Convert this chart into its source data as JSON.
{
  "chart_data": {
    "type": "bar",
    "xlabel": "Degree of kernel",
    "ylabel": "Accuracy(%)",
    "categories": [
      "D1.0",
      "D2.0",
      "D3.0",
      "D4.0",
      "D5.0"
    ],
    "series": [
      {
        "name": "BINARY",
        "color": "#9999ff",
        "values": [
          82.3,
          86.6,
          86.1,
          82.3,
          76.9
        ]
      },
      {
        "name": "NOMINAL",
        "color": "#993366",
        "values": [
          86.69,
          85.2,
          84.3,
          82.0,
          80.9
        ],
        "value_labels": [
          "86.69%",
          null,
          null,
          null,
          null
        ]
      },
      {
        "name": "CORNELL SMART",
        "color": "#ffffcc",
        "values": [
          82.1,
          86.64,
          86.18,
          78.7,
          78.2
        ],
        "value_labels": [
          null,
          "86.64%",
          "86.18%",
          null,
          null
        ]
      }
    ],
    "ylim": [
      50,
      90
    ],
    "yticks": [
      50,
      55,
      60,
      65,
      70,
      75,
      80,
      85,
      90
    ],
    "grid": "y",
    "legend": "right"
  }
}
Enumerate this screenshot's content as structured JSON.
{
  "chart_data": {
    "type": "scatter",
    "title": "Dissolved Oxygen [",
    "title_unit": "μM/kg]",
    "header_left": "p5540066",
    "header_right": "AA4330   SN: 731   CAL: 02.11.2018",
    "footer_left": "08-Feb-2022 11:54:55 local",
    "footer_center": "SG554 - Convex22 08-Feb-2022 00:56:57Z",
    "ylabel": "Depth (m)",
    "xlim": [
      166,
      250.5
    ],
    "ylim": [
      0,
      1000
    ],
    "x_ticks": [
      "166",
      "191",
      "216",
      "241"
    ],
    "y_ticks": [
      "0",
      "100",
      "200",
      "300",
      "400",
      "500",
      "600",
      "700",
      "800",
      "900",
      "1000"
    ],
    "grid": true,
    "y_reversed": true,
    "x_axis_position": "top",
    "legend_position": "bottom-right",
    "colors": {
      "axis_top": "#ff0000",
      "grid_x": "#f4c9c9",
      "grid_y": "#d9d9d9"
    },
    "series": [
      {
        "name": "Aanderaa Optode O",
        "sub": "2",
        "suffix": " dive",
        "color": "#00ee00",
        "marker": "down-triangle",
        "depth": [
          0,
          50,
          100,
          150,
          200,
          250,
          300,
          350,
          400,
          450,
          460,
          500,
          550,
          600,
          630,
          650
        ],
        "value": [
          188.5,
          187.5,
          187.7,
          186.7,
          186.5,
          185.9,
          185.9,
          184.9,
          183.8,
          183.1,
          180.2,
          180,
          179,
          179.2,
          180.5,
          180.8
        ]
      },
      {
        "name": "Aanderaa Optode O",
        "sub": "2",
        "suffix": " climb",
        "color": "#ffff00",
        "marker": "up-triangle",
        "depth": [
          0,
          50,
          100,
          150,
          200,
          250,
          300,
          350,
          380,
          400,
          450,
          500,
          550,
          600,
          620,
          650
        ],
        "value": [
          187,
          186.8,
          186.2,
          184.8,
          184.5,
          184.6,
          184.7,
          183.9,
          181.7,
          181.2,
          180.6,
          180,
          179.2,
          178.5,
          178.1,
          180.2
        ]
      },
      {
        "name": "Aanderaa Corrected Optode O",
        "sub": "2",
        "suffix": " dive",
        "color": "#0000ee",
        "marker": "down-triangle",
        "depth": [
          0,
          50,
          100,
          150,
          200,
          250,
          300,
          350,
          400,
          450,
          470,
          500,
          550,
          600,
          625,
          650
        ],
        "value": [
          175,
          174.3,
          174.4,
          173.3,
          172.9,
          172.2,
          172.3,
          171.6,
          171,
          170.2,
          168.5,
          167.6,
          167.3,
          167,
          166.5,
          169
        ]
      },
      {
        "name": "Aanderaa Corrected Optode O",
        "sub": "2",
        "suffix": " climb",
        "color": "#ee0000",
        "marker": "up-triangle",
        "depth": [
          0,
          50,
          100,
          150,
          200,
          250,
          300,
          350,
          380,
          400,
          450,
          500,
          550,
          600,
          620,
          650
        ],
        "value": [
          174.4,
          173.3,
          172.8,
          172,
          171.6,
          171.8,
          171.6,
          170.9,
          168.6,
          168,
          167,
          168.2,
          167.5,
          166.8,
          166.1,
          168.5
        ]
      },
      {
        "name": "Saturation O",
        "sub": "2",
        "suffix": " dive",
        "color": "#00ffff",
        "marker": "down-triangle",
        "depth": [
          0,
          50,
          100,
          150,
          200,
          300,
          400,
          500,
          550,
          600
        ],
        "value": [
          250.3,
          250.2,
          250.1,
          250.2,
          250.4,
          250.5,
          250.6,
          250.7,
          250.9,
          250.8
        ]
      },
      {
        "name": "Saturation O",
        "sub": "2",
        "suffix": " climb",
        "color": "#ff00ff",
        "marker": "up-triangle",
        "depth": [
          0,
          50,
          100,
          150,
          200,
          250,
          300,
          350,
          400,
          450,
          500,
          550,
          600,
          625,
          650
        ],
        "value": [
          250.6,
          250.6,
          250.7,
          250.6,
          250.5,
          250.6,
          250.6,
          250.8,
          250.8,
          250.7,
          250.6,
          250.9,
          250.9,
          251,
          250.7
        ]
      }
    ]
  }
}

== Given request ==
Extract the listing in its entirety and repeat it exactly.

== Solved problem ==
Convert this chart into its source data as JSON.
{
  "chart_data": {
    "type": "bar",
    "xlabel": "Degree of kernel",
    "ylabel": "Accuracy(%)",
    "categories": [
      "D1.0",
      "D2.0",
      "D3.0",
      "D4.0",
      "D5.0"
    ],
    "series": [
      {
        "name": "BINARY",
        "color": "#9999ff",
        "values": [
          82.3,
          86.6,
          86.1,
          82.3,
          76.9
        ]
      },
      {
        "name": "NOMINAL",
        "color": "#993366",
        "values": [
          86.69,
          85.2,
          84.3,
          82.0,
          80.9
        ],
        "value_labels": [
          "86.69%",
          null,
          null,
          null,
          null
        ]
      },
      {
        "name": "CORNELL SMART",
        "color": "#ffffcc",
        "values": [
          82.1,
          86.64,
          86.18,
          78.7,
          78.2
        ],
        "value_labels": [
          null,
          "86.64%",
          "86.18%",
          null,
          null
        ]
      }
    ],
    "ylim": [
      50,
      90
    ],
    "yticks": [
      50,
      55,
      60,
      65,
      70,
      75,
      80,
      85,
      90
    ],
    "grid": "y",
    "legend": "right"
  }
}
Enumerate this screenshot's content as structured JSON.
{
  "chart_data": {
    "type": "scatter",
    "title": "Dissolved Oxygen [",
    "title_unit": "μM/kg]",
    "header_left": "p5540066",
    "header_right": "AA4330   SN: 731   CAL: 02.11.2018",
    "footer_left": "08-Feb-2022 11:54:55 local",
    "footer_center": "SG554 - Convex22 08-Feb-2022 00:56:57Z",
    "ylabel": "Depth (m)",
    "xlim": [
      166,
      250.5
    ],
    "ylim": [
      0,
      1000
    ],
    "x_ticks": [
      "166",
      "191",
      "216",
      "241"
    ],
    "y_ticks": [
      "0",
      "100",
      "200",
      "300",
      "400",
      "500",
      "600",
      "700",
      "800",
      "900",
      "1000"
    ],
    "grid": true,
    "y_reversed": true,
    "x_axis_position": "top",
    "legend_position": "bottom-right",
    "colors": {
      "axis_top": "#ff0000",
      "grid_x": "#f4c9c9",
      "grid_y": "#d9d9d9"
    },
    "series": [
      {
        "name": "Aanderaa Optode O",
        "sub": "2",
        "suffix": " dive",
        "color": "#00ee00",
        "marker": "down-triangle",
        "depth": [
          0,
          50,
          100,
          150,
          200,
          250,
          300,
          350,
          400,
          450,
          460,
          500,
          550,
          600,
          630,
          650
        ],
        "value": [
          188.5,
          187.5,
          187.7,
          186.7,
          186.5,
          185.9,
          185.9,
          184.9,
          183.8,
          183.1,
          180.2,
          180,
          179,
          179.2,
          180.5,
          180.8
        ]
      },
      {
        "name": "Aanderaa Optode O",
        "sub": "2",
        "suffix": " climb",
        "color": "#ffff00",
        "marker": "up-triangle",
        "depth": [
          0,
          50,
          100,
          150,
          200,
          250,
          300,
          350,
          380,
          400,
          450,
          500,
          550,
          600,
          620,
          650
        ],
        "value": [
          187,
          186.8,
          186.2,
          184.8,
          184.5,
          184.6,
          184.7,
          183.9,
          181.7,
          181.2,
          180.6,
          180,
          179.2,
          178.5,
          178.1,
          180.2
        ]
      },
      {
        "name": "Aanderaa Corrected Optode O",
        "sub": "2",
        "suffix": " dive",
        "color": "#0000ee",
        "marker": "down-triangle",
        "depth": [
          0,
          50,
          100,
          150,
          200,
          250,
          300,
          350,
          400,
          450,
          470,
          500,
          550,
          600,
          625,
          650
        ],
        "value": [
          175,
          174.3,
          174.4,
          173.3,
          172.9,
          172.2,
          172.3,
          171.6,
          171,
          170.2,
          168.5,
          167.6,
          167.3,
          167,
          166.5,
          169
        ]
      },
      {
        "name": "Aanderaa Corrected Optode O",
        "sub": "2",
        "suffix": " climb",
        "color": "#ee0000",
        "marker": "up-triangle",
        "depth": [
          0,
          50,
          100,
          150,
          200,
          250,
          300,
          350,
          380,
          400,
          450,
          500,
          550,
          600,
          620,
          650
        ],
        "value": [
          174.4,
          173.3,
          172.8,
          172,
          171.6,
          171.8,
          171.6,
          170.9,
          168.6,
          168,
          167,
          168.2,
          167.5,
          166.8,
          166.1,
          168.5
        ]
      },
      {
        "name": "Saturation O",
        "sub": "2",
        "suffix": " dive",
        "color": "#00ffff",
        "marker": "down-triangle",
        "depth": [
          0,
          50,
          100,
          150,
          200,
          300,
          400,
          500,
          550,
          600
        ],
        "value": [
          250.3,
          250.2,
          250.1,
          250.2,
          250.4,
          250.5,
          250.6,
          250.7,
          250.9,
          250.8
        ]
      },
      {
        "name": "Saturation O",
        "sub": "2",
        "suffix": " climb",
        "color": "#ff00ff",
        "marker": "up-triangle",
        "depth": [
          0,
          50,
          100,
          150,
          200,
          250,
          300,
          350,
          400,
          450,
          500,
          550,
          600,
          625,
          650
        ],
        "value": [
          250.6,
          250.6,
          250.7,
          250.6,
          250.5,
          250.6,
          250.6,
          250.8,
          250.8,
          250.7,
          250.6,
          250.9,
          250.9,
          251,
          250.7
        ]
      }
    ]
  }
}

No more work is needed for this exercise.